● **Objective**:
Copy out the following passage on dating and chivalry in full, word for word.

● **Passage**:

The answer seems really simple, but I really want you to all think about it. After reading a lot of posts by a lot of girl members on here, it's easy to see that a lot of you don't have a lot of dating experience. In other words, you have never had your heart broken; which translates to you not knowing the true value of a great guy.

For one, I treat my mother with the utmost respect, and over the last 26 years she has never opened her own door as long as I'm around her. I don't only treat her with the utmost respect, but I treat every woman (stranger or friend) I run into with the same amount of chivalry.

I've dated a lot of non-waiters, girls who have slept around with 20+ guys and they think I'm the greatest guy they've ever met. The main reason for that being is that they've been screwed over, disrespected, cheated on, etc... so in comparison they think I'm amazing (and I am, because I've heald out and passed up over 100+ opportunities to sleep with someone). Anyways, they fall hard for me pretty quickly and try to convince me to change my stance on WTM because they've never been treated so kindly by any other guy (you can imagine why). I can honestly say that I'm ready to give up my stance on WTM and start pursuing something with these non-WTM girls, here's why...

[Records]

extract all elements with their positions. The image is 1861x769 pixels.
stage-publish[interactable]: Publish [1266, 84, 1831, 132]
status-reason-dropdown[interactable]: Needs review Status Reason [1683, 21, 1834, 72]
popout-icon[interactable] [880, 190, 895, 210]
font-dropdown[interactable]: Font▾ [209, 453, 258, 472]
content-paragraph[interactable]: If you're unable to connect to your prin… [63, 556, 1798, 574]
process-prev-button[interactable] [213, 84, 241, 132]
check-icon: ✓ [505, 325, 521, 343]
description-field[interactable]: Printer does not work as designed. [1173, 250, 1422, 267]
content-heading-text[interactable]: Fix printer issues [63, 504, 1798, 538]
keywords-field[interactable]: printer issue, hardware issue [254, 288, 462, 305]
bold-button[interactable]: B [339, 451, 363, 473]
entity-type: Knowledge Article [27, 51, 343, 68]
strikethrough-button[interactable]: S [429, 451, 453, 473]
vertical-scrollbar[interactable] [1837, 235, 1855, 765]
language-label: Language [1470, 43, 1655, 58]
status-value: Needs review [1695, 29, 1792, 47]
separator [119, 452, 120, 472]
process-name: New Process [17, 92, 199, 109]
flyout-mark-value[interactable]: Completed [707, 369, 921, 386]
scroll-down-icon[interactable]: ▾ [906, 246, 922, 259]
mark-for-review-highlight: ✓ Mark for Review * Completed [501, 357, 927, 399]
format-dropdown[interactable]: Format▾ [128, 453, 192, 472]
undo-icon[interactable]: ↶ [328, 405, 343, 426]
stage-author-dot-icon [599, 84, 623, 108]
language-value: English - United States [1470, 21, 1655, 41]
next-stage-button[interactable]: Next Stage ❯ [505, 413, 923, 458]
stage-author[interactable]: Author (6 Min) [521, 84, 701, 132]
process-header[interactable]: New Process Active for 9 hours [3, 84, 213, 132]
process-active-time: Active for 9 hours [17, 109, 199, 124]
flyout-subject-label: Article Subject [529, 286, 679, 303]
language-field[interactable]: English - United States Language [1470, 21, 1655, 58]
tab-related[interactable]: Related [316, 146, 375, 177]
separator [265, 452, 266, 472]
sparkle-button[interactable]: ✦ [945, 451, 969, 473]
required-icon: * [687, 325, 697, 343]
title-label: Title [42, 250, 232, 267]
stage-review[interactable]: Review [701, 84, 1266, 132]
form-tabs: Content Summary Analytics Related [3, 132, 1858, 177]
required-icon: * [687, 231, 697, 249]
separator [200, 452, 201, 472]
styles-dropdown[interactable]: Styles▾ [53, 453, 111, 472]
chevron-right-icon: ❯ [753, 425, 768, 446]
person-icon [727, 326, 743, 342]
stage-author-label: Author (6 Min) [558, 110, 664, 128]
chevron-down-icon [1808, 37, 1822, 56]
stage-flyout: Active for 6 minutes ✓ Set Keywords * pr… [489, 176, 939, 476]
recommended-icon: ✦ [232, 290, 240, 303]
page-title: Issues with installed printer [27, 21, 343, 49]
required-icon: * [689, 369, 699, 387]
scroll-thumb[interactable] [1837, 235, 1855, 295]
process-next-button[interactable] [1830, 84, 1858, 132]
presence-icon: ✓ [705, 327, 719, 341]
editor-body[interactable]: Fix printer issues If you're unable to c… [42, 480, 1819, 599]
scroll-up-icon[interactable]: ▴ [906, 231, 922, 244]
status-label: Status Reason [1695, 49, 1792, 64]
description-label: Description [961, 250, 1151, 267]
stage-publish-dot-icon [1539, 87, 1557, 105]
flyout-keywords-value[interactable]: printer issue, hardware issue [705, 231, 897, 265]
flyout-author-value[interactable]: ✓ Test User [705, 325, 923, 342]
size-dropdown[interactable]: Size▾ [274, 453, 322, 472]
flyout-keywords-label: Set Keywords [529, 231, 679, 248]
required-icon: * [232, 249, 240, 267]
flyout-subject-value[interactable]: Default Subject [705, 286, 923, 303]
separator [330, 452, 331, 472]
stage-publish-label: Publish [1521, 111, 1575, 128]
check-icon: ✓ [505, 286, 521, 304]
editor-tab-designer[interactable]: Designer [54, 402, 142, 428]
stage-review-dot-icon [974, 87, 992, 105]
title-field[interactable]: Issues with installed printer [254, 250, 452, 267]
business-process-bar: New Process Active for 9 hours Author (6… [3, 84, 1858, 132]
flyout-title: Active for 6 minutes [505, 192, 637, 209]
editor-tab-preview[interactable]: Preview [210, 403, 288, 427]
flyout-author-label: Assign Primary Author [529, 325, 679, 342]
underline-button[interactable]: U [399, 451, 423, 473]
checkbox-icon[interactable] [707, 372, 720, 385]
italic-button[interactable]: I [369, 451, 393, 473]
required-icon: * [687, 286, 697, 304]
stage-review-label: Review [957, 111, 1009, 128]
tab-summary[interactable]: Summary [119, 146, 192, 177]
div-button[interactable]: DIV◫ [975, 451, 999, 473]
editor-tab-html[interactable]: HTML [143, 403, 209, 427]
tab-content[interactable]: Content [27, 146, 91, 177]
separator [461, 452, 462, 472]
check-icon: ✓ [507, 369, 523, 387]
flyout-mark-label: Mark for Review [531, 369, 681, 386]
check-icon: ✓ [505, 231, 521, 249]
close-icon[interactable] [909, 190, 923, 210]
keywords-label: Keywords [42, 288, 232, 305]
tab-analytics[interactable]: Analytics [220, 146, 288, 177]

● **Written answer**:
The answer seems really simple, but I really want you to all think about it. After reading a lot of posts by a lot of girl members on here, it's easy to see that a lot of you don't have a lot of dating experience. In other words, you have never had your heart broken; which translates to you not knowing the true value of a great guy.

For one, I treat my mother with the utmost respect, and over the last 26 years she has never opened her own door as long as I'm around her. I don't only treat her with the utmost respect, but I treat every woman (stranger or friend) I run into with the same amount of chivalry.

I've dated a lot of non-waiters, girls who have slept around with 20+ guys and they think I'm the greatest guy they've ever met. The main reason for that being is that they've been screwed over, disrespected, cheated on, etc... so in comparison they think I'm amazing (and I am, because I've heald out and passed up over 100+ opportunities to sleep with someone). Anyways, they fall hard for me pretty quickly and try to convince me to change my stance on WTM because they've never been treated so kindly by any other guy (you can imagine why). I can honestly say that I'm ready to give up my stance on WTM and start pursuing something with these non-WTM girls, here's why...